-- start Material shown --

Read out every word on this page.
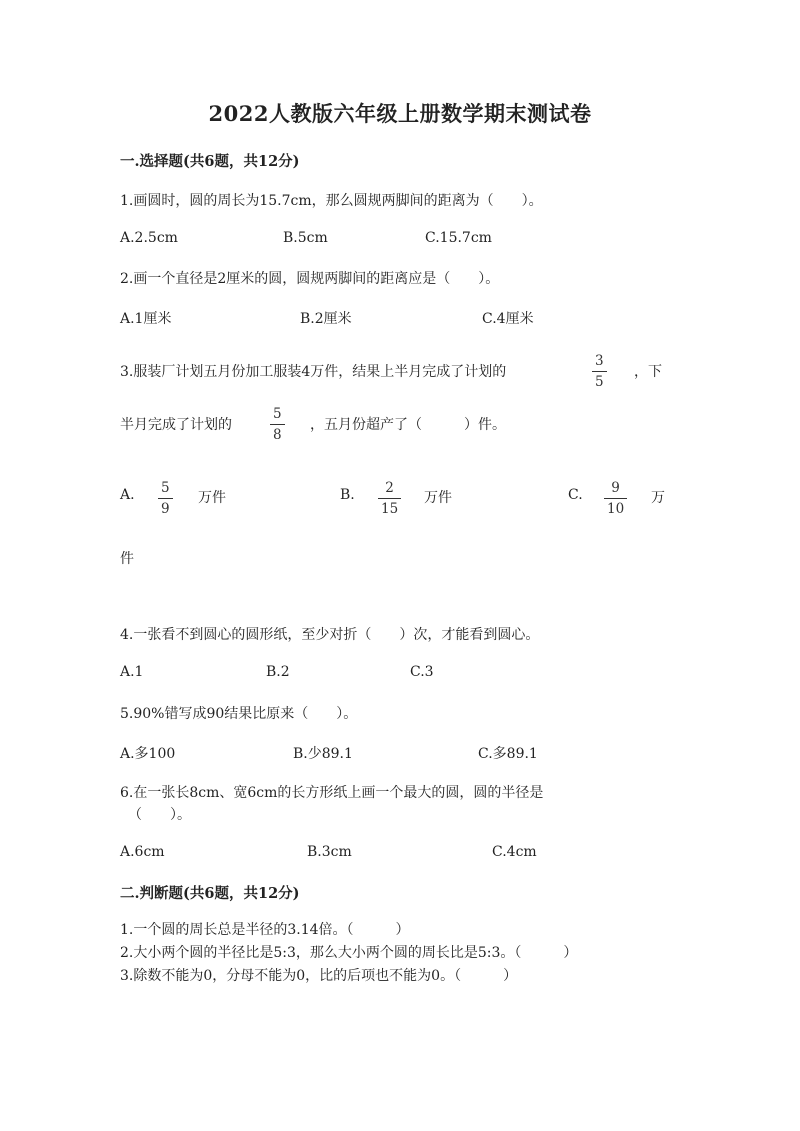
2022人教版六年级上册数学期末测试卷
一.选择题(共6题，共12分)
1.画圆时，圆的周长为15.7cm，那么圆规两脚间的距离为（　　）。
A.2.5cm	B.5cm	C.15.7cm
2.画一个直径是2厘米的圆，圆规两脚间的距离应是（　　）。
A.1厘米	B.2厘米	C.4厘米
3.服装厂计划五月份加工服装4万件，结果上半月完成了计划的
3
5
，下
半月完成了计划的
5
8
，五月份超产了（　　　）件。
A. 5
9
万件	B. 2
15
万件	C. 9
10
万
件
4.一张看不到圆心的圆形纸，至少对折（　　）次，才能看到圆心。
A.1	B.2	C.3
5.90%错写成90结果比原来（　　）。
A.多100	B.少89.1	C.多89.1
6.在一张长8cm、宽6cm的长方形纸上画一个最大的圆，圆的半径是
（　　）。
A.6cm	B.3cm	C.4cm
二.判断题(共6题，共12分)
1.一个圆的周长总是半径的3.14倍。（　　　）
2.大小两个圆的半径比是5:3，那么大小两个圆的周长比是5:3。（　　　）
3.除数不能为0，分母不能为0，比的后项也不能为0。（　　　）
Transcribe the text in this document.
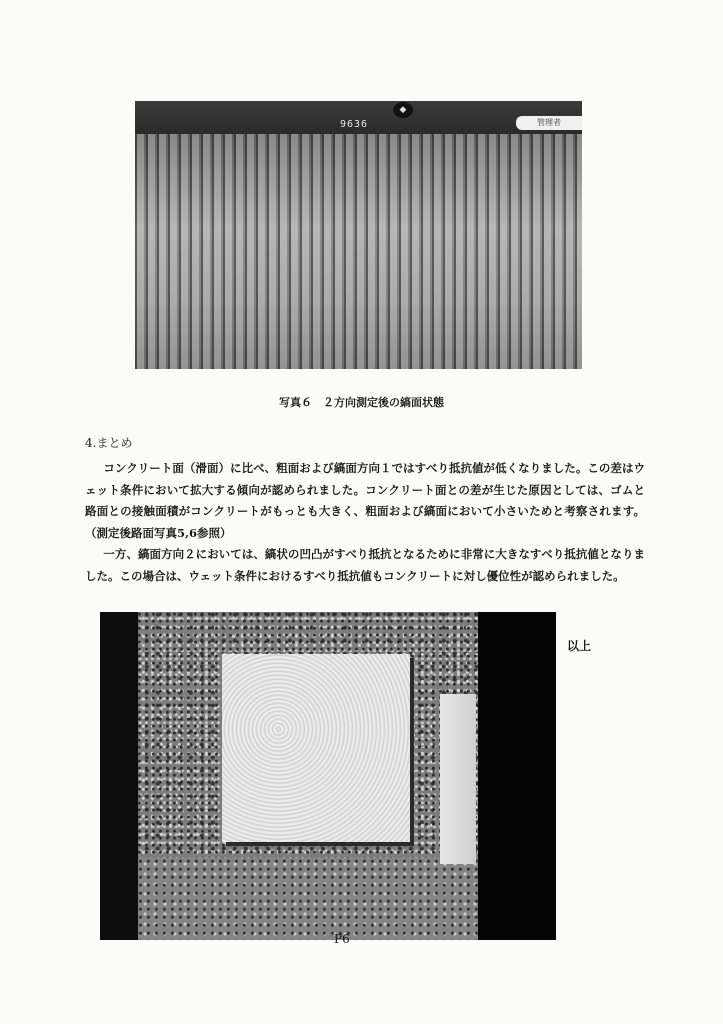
◆
9636	管理者
写真６　２方向測定後の縞面状態
4.まとめ

コンクリート面（滑面）に比べ、粗面および縞面方向１ではすべり抵抗値が低くなりました。この差はウェット条件において拡大する傾向が認められました。コンクリート面との差が生じた原因としては、ゴムと路面との接触面積がコンクリートがもっとも大きく、粗面および縞面において小さいためと考察されます。（測定後路面写真5,6参照）

一方、縞面方向２においては、縞状の凹凸がすべり抵抗となるために非常に大きなすべり抵抗値となりました。この場合は、ウェット条件におけるすべり抵抗値もコンクリートに対し優位性が認められました。

以上
P6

-- end Material shown --

== Prompt ==
Pull every line containing the word "this" out of the entries above.

== Task solution ==
Read out every word on this page.
Transcribe the text in this document.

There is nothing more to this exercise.